Directive: Transcribe all of the records precisely as they are presented.

# start of Given entries

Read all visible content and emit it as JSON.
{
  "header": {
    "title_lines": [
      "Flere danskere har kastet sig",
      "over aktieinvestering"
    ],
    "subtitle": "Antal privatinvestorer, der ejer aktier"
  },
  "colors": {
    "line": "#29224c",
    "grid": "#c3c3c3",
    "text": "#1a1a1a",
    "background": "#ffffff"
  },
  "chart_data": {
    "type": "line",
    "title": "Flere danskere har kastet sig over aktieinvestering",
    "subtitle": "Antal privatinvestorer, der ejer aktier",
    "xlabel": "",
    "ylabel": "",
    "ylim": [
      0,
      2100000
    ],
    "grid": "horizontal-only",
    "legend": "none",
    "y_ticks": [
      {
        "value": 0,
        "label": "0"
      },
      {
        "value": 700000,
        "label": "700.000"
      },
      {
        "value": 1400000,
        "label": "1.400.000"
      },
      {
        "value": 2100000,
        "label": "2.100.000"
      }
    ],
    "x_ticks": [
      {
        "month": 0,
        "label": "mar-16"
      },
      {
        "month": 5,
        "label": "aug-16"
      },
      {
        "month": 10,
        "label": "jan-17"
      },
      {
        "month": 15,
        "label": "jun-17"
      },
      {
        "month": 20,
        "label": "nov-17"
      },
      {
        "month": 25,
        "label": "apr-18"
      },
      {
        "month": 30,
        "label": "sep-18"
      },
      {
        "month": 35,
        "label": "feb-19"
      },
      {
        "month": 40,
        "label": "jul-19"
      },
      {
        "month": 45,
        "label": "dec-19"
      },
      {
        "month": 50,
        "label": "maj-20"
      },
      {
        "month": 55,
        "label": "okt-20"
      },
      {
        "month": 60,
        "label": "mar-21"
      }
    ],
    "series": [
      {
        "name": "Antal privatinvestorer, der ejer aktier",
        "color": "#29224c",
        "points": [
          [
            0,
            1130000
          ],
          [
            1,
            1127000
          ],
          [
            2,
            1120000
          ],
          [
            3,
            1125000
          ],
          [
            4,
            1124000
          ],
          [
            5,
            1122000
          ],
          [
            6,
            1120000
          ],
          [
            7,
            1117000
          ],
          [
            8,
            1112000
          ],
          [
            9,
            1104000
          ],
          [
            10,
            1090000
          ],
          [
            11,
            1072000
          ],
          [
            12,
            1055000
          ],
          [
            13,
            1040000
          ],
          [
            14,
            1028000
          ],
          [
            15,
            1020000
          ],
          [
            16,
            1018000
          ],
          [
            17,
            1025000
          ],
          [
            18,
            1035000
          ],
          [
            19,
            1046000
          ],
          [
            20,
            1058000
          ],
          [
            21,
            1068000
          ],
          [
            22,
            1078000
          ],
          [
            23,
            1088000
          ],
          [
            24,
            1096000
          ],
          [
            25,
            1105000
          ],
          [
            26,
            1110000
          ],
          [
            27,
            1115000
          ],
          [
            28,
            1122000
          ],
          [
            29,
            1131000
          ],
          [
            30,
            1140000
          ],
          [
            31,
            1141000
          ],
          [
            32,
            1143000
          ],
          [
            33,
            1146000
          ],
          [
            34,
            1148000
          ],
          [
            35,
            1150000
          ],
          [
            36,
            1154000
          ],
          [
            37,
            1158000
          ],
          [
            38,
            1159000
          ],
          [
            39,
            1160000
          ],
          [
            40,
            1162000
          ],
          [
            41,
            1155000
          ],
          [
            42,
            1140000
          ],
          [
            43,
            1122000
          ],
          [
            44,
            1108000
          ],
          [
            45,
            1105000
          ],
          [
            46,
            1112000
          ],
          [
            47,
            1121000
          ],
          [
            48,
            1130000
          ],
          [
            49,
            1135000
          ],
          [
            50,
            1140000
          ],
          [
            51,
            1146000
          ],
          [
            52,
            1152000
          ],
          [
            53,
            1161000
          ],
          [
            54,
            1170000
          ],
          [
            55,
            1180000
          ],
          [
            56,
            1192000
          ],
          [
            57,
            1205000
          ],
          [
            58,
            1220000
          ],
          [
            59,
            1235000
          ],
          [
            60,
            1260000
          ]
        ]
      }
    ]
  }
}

# end of Given entries

Exercise result:
Read all visible content and emit it as JSON.
{
  "header": {
    "title_lines": [
      "Flere danskere har kastet sig",
      "over aktieinvestering"
    ],
    "subtitle": "Antal privatinvestorer, der ejer aktier"
  },
  "colors": {
    "line": "#29224c",
    "grid": "#c3c3c3",
    "text": "#1a1a1a",
    "background": "#ffffff"
  },
  "chart_data": {
    "type": "line",
    "title": "Flere danskere har kastet sig over aktieinvestering",
    "subtitle": "Antal privatinvestorer, der ejer aktier",
    "xlabel": "",
    "ylabel": "",
    "ylim": [
      0,
      2100000
    ],
    "grid": "horizontal-only",
    "legend": "none",
    "y_ticks": [
      {
        "value": 0,
        "label": "0"
      },
      {
        "value": 700000,
        "label": "700.000"
      },
      {
        "value": 1400000,
        "label": "1.400.000"
      },
      {
        "value": 2100000,
        "label": "2.100.000"
      }
    ],
    "x_ticks": [
      {
        "month": 0,
        "label": "mar-16"
      },
      {
        "month": 5,
        "label": "aug-16"
      },
      {
        "month": 10,
        "label": "jan-17"
      },
      {
        "month": 15,
        "label": "jun-17"
      },
      {
        "month": 20,
        "label": "nov-17"
      },
      {
        "month": 25,
        "label": "apr-18"
      },
      {
        "month": 30,
        "label": "sep-18"
      },
      {
        "month": 35,
        "label": "feb-19"
      },
      {
        "month": 40,
        "label": "jul-19"
      },
      {
        "month": 45,
        "label": "dec-19"
      },
      {
        "month": 50,
        "label": "maj-20"
      },
      {
        "month": 55,
        "label": "okt-20"
      },
      {
        "month": 60,
        "label": "mar-21"
      }
    ],
    "series": [
      {
        "name": "Antal privatinvestorer, der ejer aktier",
        "color": "#29224c",
        "points": [
          [
            0,
            1130000
          ],
          [
            1,
            1127000
          ],
          [
            2,
            1120000
          ],
          [
            3,
            1125000
          ],
          [
            4,
            1124000
          ],
          [
            5,
            1122000
          ],
          [
            6,
            1120000
          ],
          [
            7,
            1117000
          ],
          [
            8,
            1112000
          ],
          [
            9,
            1104000
          ],
          [
            10,
            1090000
          ],
          [
            11,
            1072000
          ],
          [
            12,
            1055000
          ],
          [
            13,
            1040000
          ],
          [
            14,
            1028000
          ],
          [
            15,
            1020000
          ],
          [
            16,
            1018000
          ],
          [
            17,
            1025000
          ],
          [
            18,
            1035000
          ],
          [
            19,
            1046000
          ],
          [
            20,
            1058000
          ],
          [
            21,
            1068000
          ],
          [
            22,
            1078000
          ],
          [
            23,
            1088000
          ],
          [
            24,
            1096000
          ],
          [
            25,
            1105000
          ],
          [
            26,
            1110000
          ],
          [
            27,
            1115000
          ],
          [
            28,
            1122000
          ],
          [
            29,
            1131000
          ],
          [
            30,
            1140000
          ],
          [
            31,
            1141000
          ],
          [
            32,
            1143000
          ],
          [
            33,
            1146000
          ],
          [
            34,
            1148000
          ],
          [
            35,
            1150000
          ],
          [
            36,
            1154000
          ],
          [
            37,
            1158000
          ],
          [
            38,
            1159000
          ],
          [
            39,
            1160000
          ],
          [
            40,
            1162000
          ],
          [
            41,
            1155000
          ],
          [
            42,
            1140000
          ],
          [
            43,
            1122000
          ],
          [
            44,
            1108000
          ],
          [
            45,
            1105000
          ],
          [
            46,
            1112000
          ],
          [
            47,
            1121000
          ],
          [
            48,
            1130000
          ],
          [
            49,
            1135000
          ],
          [
            50,
            1140000
          ],
          [
            51,
            1146000
          ],
          [
            52,
            1152000
          ],
          [
            53,
            1161000
          ],
          [
            54,
            1170000
          ],
          [
            55,
            1180000
          ],
          [
            56,
            1192000
          ],
          [
            57,
            1205000
          ],
          [
            58,
            1220000
          ],
          [
            59,
            1235000
          ],
          [
            60,
            1260000
          ]
        ]
      }
    ]
  }
}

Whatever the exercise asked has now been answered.